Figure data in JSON
==================================================
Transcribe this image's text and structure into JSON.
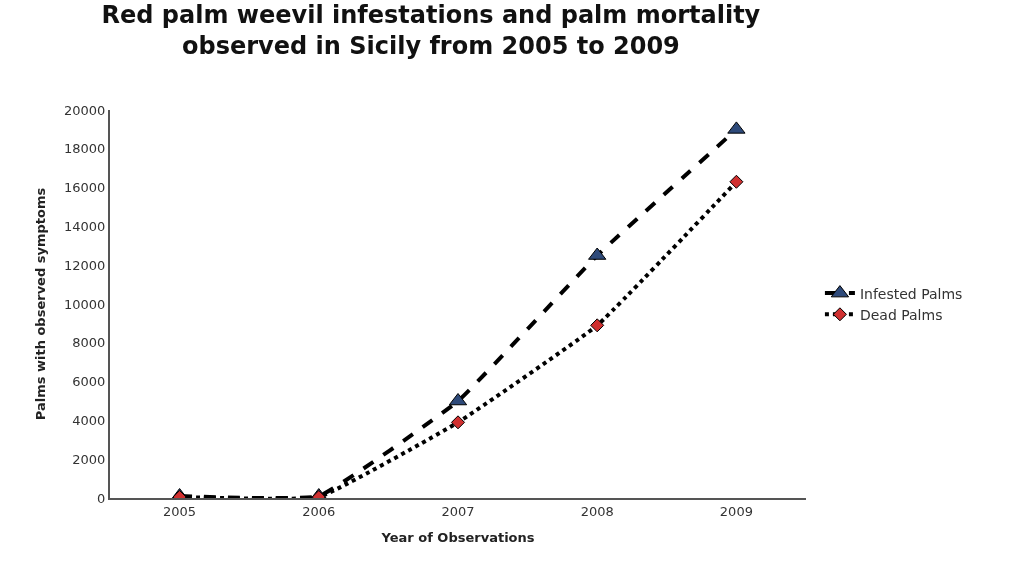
{
  "chart_data": {
    "type": "line",
    "title": "Red palm weevil infestations and palm mortality\nobserved in Sicily from 2005 to 2009",
    "xlabel": "Year of Observations",
    "ylabel": "Palms with observed symptoms",
    "categories": [
      "2005",
      "2006",
      "2007",
      "2008",
      "2009"
    ],
    "series": [
      {
        "name": "Infested Palms",
        "color": "#2e4a7a",
        "marker": "triangle",
        "line_style": "dashed",
        "values": [
          100,
          100,
          5000,
          12500,
          19000
        ]
      },
      {
        "name": "Dead Palms",
        "color": "#d03030",
        "marker": "diamond",
        "line_style": "dotted",
        "values": [
          50,
          50,
          3900,
          8900,
          16300
        ]
      }
    ],
    "ylim": [
      0,
      20000
    ],
    "yticks": [
      0,
      2000,
      4000,
      6000,
      8000,
      10000,
      12000,
      14000,
      16000,
      18000,
      20000
    ],
    "legend": "right"
  }
}
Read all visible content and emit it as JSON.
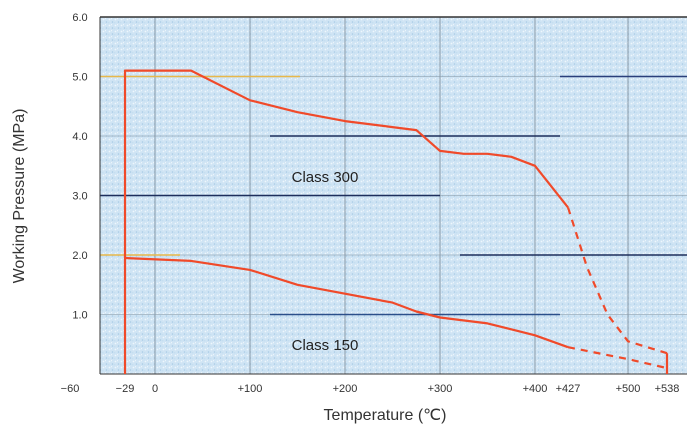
{
  "chart_data": {
    "type": "line",
    "xlabel": "Temperature  (℃)",
    "ylabel": "Working Pressure (MPa)",
    "xlim": [
      -60,
      538
    ],
    "ylim": [
      0,
      6.0
    ],
    "x_tick_values": [
      -60,
      -29,
      0,
      100,
      200,
      300,
      400,
      427,
      500,
      538
    ],
    "x_tick_labels": [
      "−60",
      "−29",
      "0",
      "+100",
      "+200",
      "+300",
      "+400",
      "+427",
      "+500",
      "+538"
    ],
    "y_tick_values": [
      1.0,
      2.0,
      3.0,
      4.0,
      5.0,
      6.0
    ],
    "y_tick_labels": [
      "1.0",
      "2.0",
      "3.0",
      "4.0",
      "5.0",
      "6.0"
    ],
    "grid": true,
    "series": [
      {
        "name": "Class 300",
        "color": "#f04a2a",
        "solid": [
          [
            -29,
            0
          ],
          [
            -29,
            5.1
          ],
          [
            38,
            5.1
          ],
          [
            100,
            4.6
          ],
          [
            150,
            4.4
          ],
          [
            200,
            4.25
          ],
          [
            250,
            4.15
          ],
          [
            275,
            4.1
          ],
          [
            300,
            3.75
          ],
          [
            325,
            3.7
          ],
          [
            350,
            3.7
          ],
          [
            375,
            3.65
          ],
          [
            400,
            3.5
          ],
          [
            427,
            2.8
          ]
        ],
        "dashed": [
          [
            427,
            2.8
          ],
          [
            450,
            1.8
          ],
          [
            475,
            1.0
          ],
          [
            500,
            0.55
          ],
          [
            538,
            0.35
          ]
        ]
      },
      {
        "name": "Class 150",
        "color": "#f04a2a",
        "solid": [
          [
            -29,
            1.95
          ],
          [
            38,
            1.9
          ],
          [
            100,
            1.75
          ],
          [
            150,
            1.5
          ],
          [
            200,
            1.35
          ],
          [
            250,
            1.2
          ],
          [
            275,
            1.05
          ],
          [
            300,
            0.95
          ],
          [
            350,
            0.85
          ],
          [
            400,
            0.65
          ],
          [
            427,
            0.45
          ]
        ],
        "dashed": [
          [
            427,
            0.45
          ],
          [
            500,
            0.25
          ],
          [
            538,
            0.1
          ]
        ],
        "drop": [
          [
            538,
            0.35
          ],
          [
            538,
            0.0
          ]
        ]
      }
    ]
  }
}
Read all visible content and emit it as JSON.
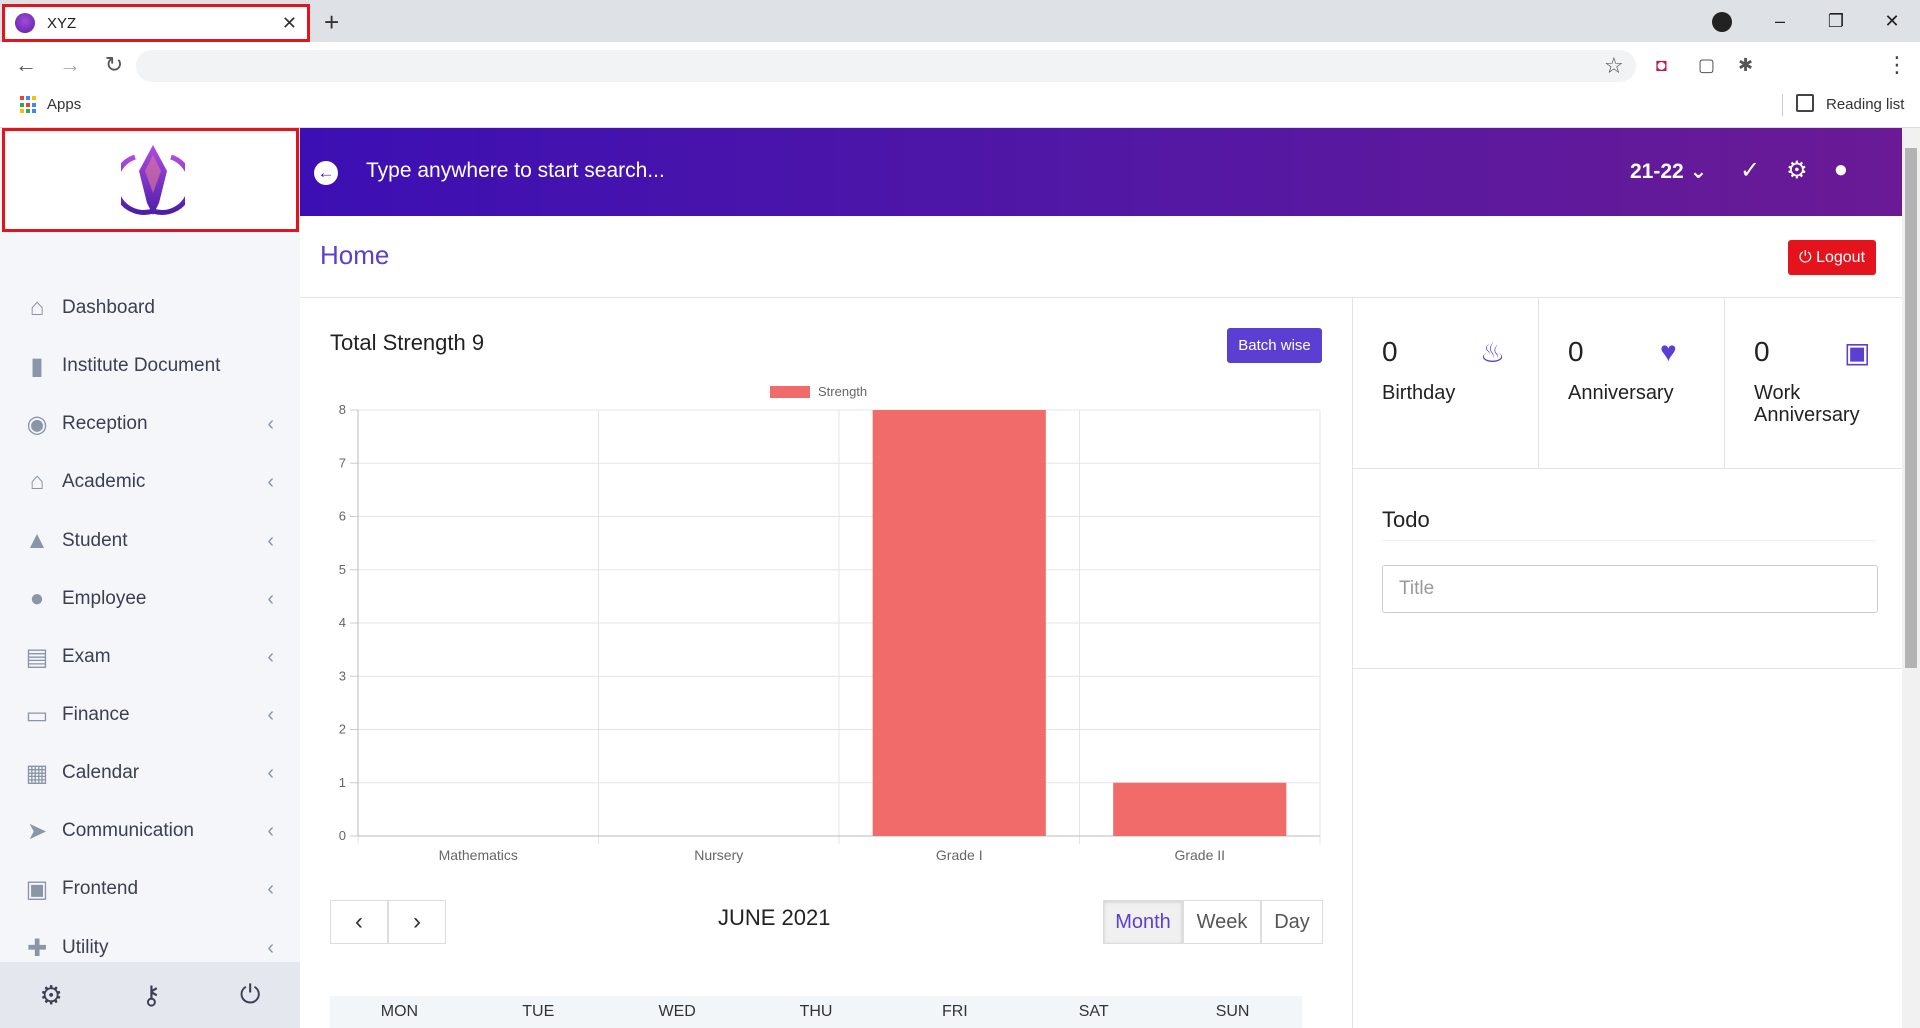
{
  "browser": {
    "tab_title": "XYZ",
    "new_tab": "+",
    "bookmarks_apps": "Apps",
    "reading_list": "Reading list",
    "window_controls": [
      "–",
      "❐",
      "✕"
    ]
  },
  "sidebar": {
    "items": [
      {
        "label": "Dashboard",
        "icon": "home-icon",
        "glyph": "⌂",
        "arrow": false
      },
      {
        "label": "Institute Document",
        "icon": "document-icon",
        "glyph": "▮",
        "arrow": false
      },
      {
        "label": "Reception",
        "icon": "user-circle-icon",
        "glyph": "◉",
        "arrow": true
      },
      {
        "label": "Academic",
        "icon": "school-icon",
        "glyph": "⌂",
        "arrow": true
      },
      {
        "label": "Student",
        "icon": "graduation-cap-icon",
        "glyph": "▲",
        "arrow": true
      },
      {
        "label": "Employee",
        "icon": "user-tie-icon",
        "glyph": "●",
        "arrow": true
      },
      {
        "label": "Exam",
        "icon": "file-alt-icon",
        "glyph": "▤",
        "arrow": true
      },
      {
        "label": "Finance",
        "icon": "money-bill-icon",
        "glyph": "▭",
        "arrow": true
      },
      {
        "label": "Calendar",
        "icon": "calendar-icon",
        "glyph": "▦",
        "arrow": true
      },
      {
        "label": "Communication",
        "icon": "paper-plane-icon",
        "glyph": "➤",
        "arrow": true
      },
      {
        "label": "Frontend",
        "icon": "briefcase-icon",
        "glyph": "▣",
        "arrow": true
      },
      {
        "label": "Utility",
        "icon": "puzzle-icon",
        "glyph": "✚",
        "arrow": true
      }
    ],
    "footer": [
      "settings-icon",
      "key-icon",
      "power-icon"
    ]
  },
  "topbar": {
    "search_placeholder": "Type anywhere to start search...",
    "session": "21-22"
  },
  "page": {
    "title": "Home",
    "logout_label": "Logout"
  },
  "strength": {
    "title": "Total Strength 9",
    "batch_button": "Batch wise"
  },
  "chart_data": {
    "type": "bar",
    "categories": [
      "Mathematics",
      "Nursery",
      "Grade I",
      "Grade II"
    ],
    "series": [
      {
        "name": "Strength",
        "values": [
          0,
          0,
          8,
          1
        ],
        "color": "#f26b6b"
      }
    ],
    "ylim": [
      0,
      8
    ],
    "yticks": [
      0,
      1,
      2,
      3,
      4,
      5,
      6,
      7,
      8
    ],
    "legend": "top-center",
    "grid": true
  },
  "calendar": {
    "title": "JUNE 2021",
    "views": [
      "Month",
      "Week",
      "Day"
    ],
    "active_view": "Month",
    "days": [
      "MON",
      "TUE",
      "WED",
      "THU",
      "FRI",
      "SAT",
      "SUN"
    ]
  },
  "stats": [
    {
      "count": "0",
      "label": "Birthday",
      "icon": "birthday-cake-icon"
    },
    {
      "count": "0",
      "label": "Anniversary",
      "icon": "heartbeat-icon"
    },
    {
      "count": "0",
      "label": "Work Anniversary",
      "icon": "gift-icon"
    }
  ],
  "todo": {
    "title": "Todo",
    "placeholder": "Title"
  },
  "colors": {
    "accent": "#5b3fd2",
    "danger": "#e4131c",
    "bar": "#f26b6b"
  }
}
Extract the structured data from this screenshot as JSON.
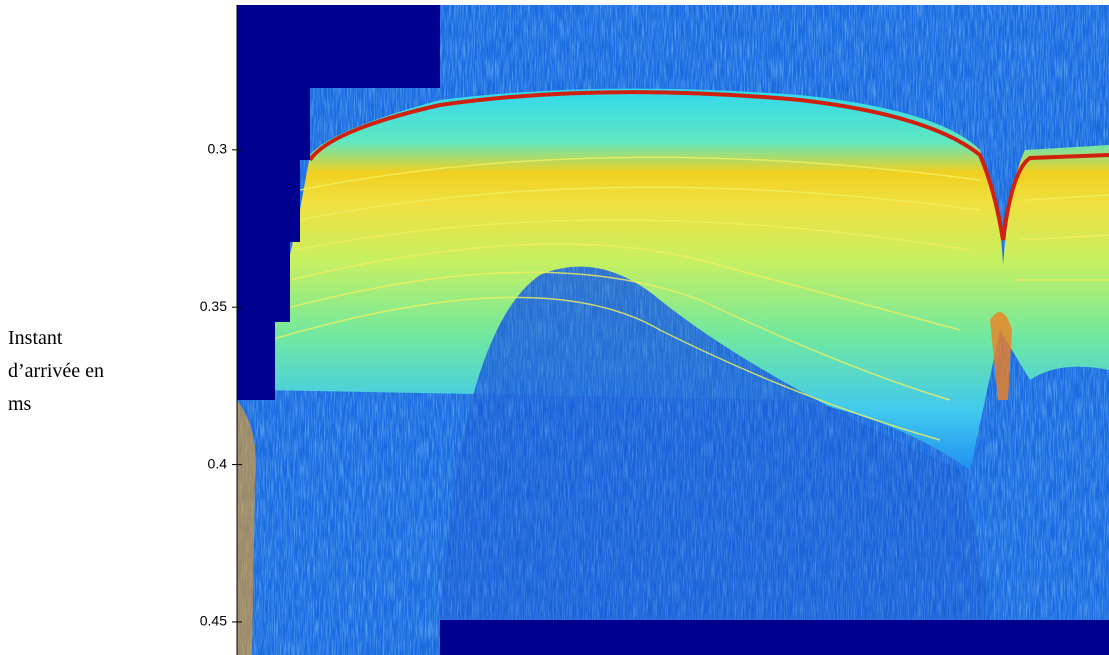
{
  "chart_data": {
    "type": "radargram",
    "ylabel": "Instant d’arrivée en ms",
    "ylim": [
      0.254,
      0.4605
    ],
    "yticks": [
      0.3,
      0.35,
      0.4,
      0.45
    ],
    "inverted_y": true
  }
}
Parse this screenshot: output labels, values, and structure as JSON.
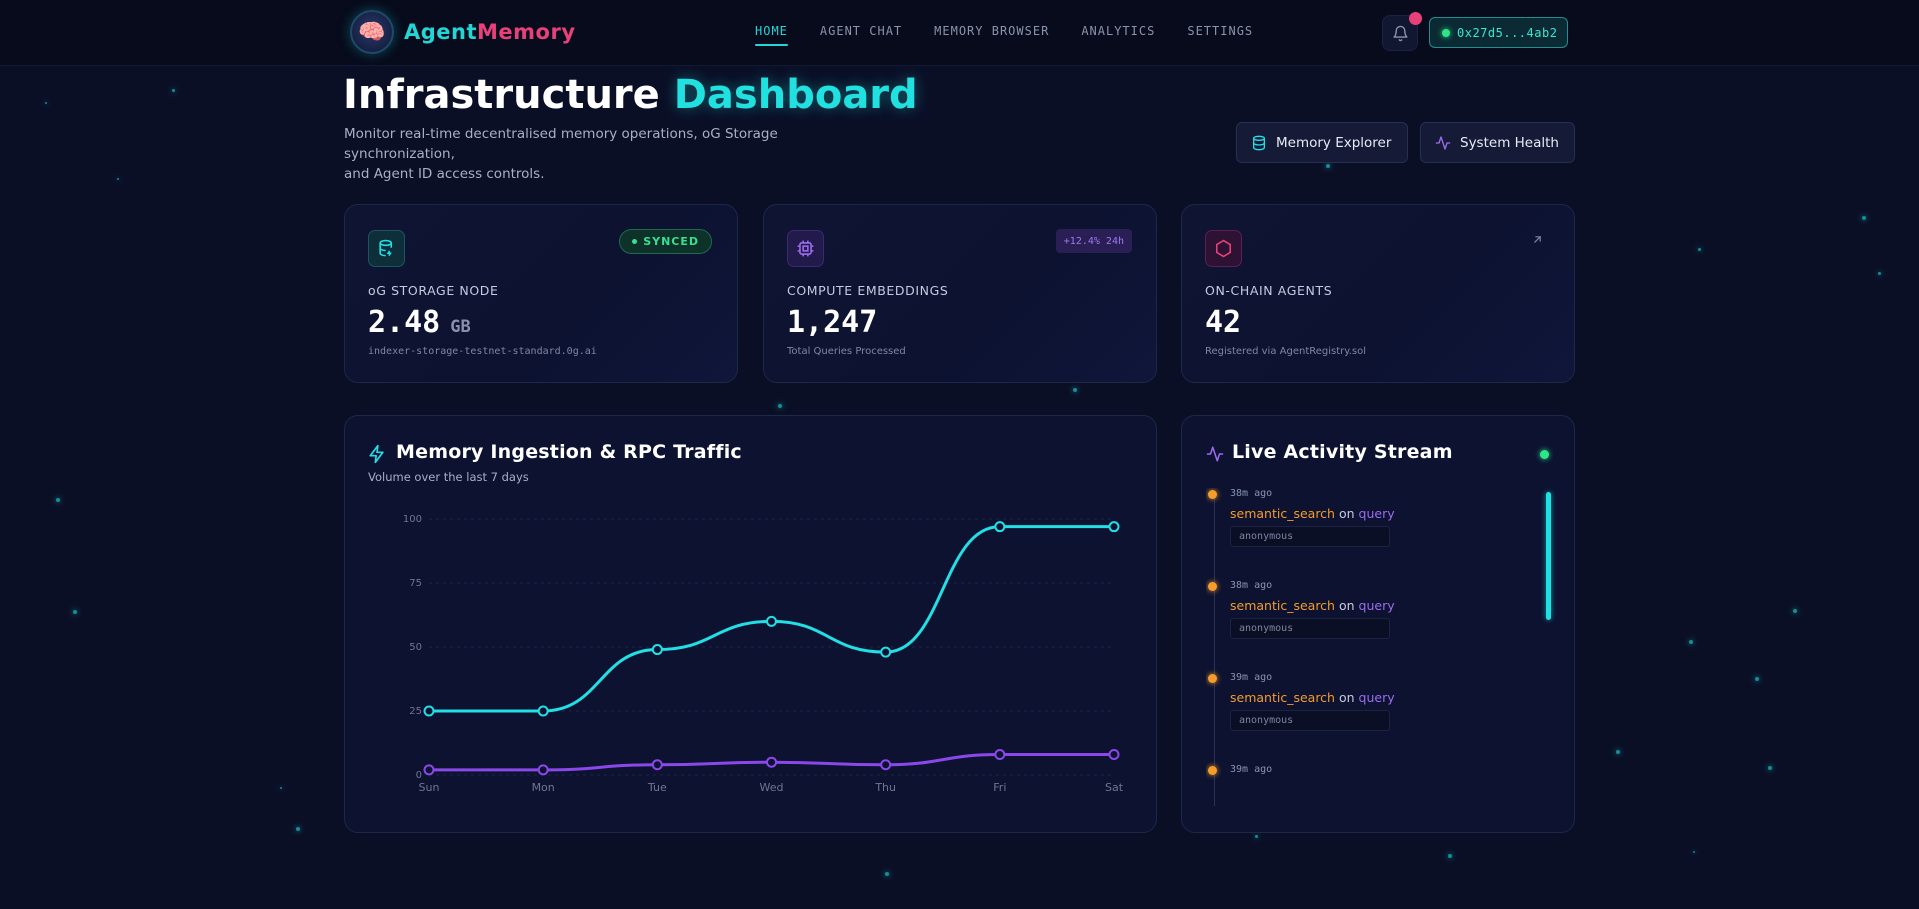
{
  "brand": {
    "name_a": "Agent",
    "name_b": "Memory",
    "icon": "brain-icon"
  },
  "nav": {
    "links": [
      "HOME",
      "AGENT CHAT",
      "MEMORY BROWSER",
      "ANALYTICS",
      "SETTINGS"
    ],
    "active": "HOME",
    "wallet": "0x27d5...4ab2"
  },
  "header": {
    "title_a": "Infrastructure",
    "title_b": "Dashboard",
    "subtitle_line1": "Monitor real-time decentralised memory operations, oG Storage synchronization,",
    "subtitle_line2": "and Agent ID access controls.",
    "btn_explorer": "Memory Explorer",
    "btn_health": "System Health"
  },
  "cards": {
    "storage": {
      "label": "oG STORAGE NODE",
      "value": "2.48",
      "unit": "GB",
      "foot": "indexer-storage-testnet-standard.0g.ai",
      "badge": "SYNCED"
    },
    "compute": {
      "label": "COMPUTE EMBEDDINGS",
      "value": "1,247",
      "foot": "Total Queries Processed",
      "badge": "+12.4% 24h"
    },
    "agents": {
      "label": "ON-CHAIN AGENTS",
      "value": "42",
      "foot": "Registered via AgentRegistry.sol"
    }
  },
  "chart_panel": {
    "title": "Memory Ingestion & RPC Traffic",
    "subtitle": "Volume over the last 7 days"
  },
  "chart_data": {
    "type": "line",
    "categories": [
      "Sun",
      "Mon",
      "Tue",
      "Wed",
      "Thu",
      "Fri",
      "Sat"
    ],
    "yticks": [
      "0",
      "25",
      "50",
      "75",
      "100"
    ],
    "ylim": [
      0,
      100
    ],
    "series": [
      {
        "values": [
          25,
          25,
          49,
          60,
          48,
          97,
          97
        ],
        "color": "#22dfe6"
      },
      {
        "values": [
          2,
          2,
          4,
          5,
          4,
          8,
          8
        ],
        "color": "#8a48ea"
      }
    ],
    "grid": true
  },
  "activity": {
    "title": "Live Activity Stream",
    "items": [
      {
        "time": "38m ago",
        "fn": "semantic_search",
        "on": "on",
        "target": "query",
        "who": "anonymous"
      },
      {
        "time": "38m ago",
        "fn": "semantic_search",
        "on": "on",
        "target": "query",
        "who": "anonymous"
      },
      {
        "time": "39m ago",
        "fn": "semantic_search",
        "on": "on",
        "target": "query",
        "who": "anonymous"
      },
      {
        "time": "39m ago",
        "fn": "",
        "on": "",
        "target": "",
        "who": ""
      }
    ]
  }
}
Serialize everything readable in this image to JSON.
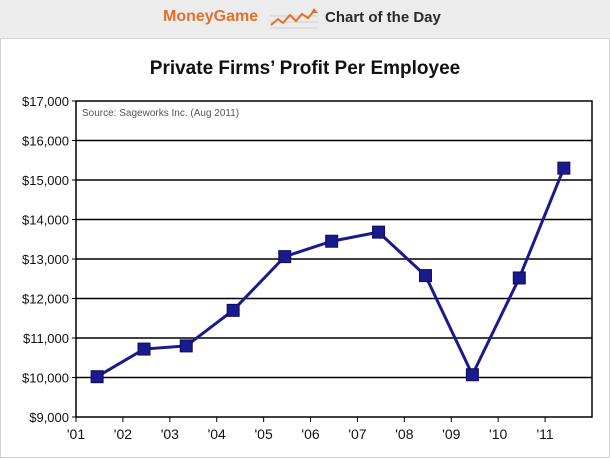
==================================================
Goal: Look above for lines with the word "screenshot" and copy them all.

Exercise answer:
Extract the structured data from this screenshot as JSON.
Parse this screenshot: output labels, values, and structure as JSON.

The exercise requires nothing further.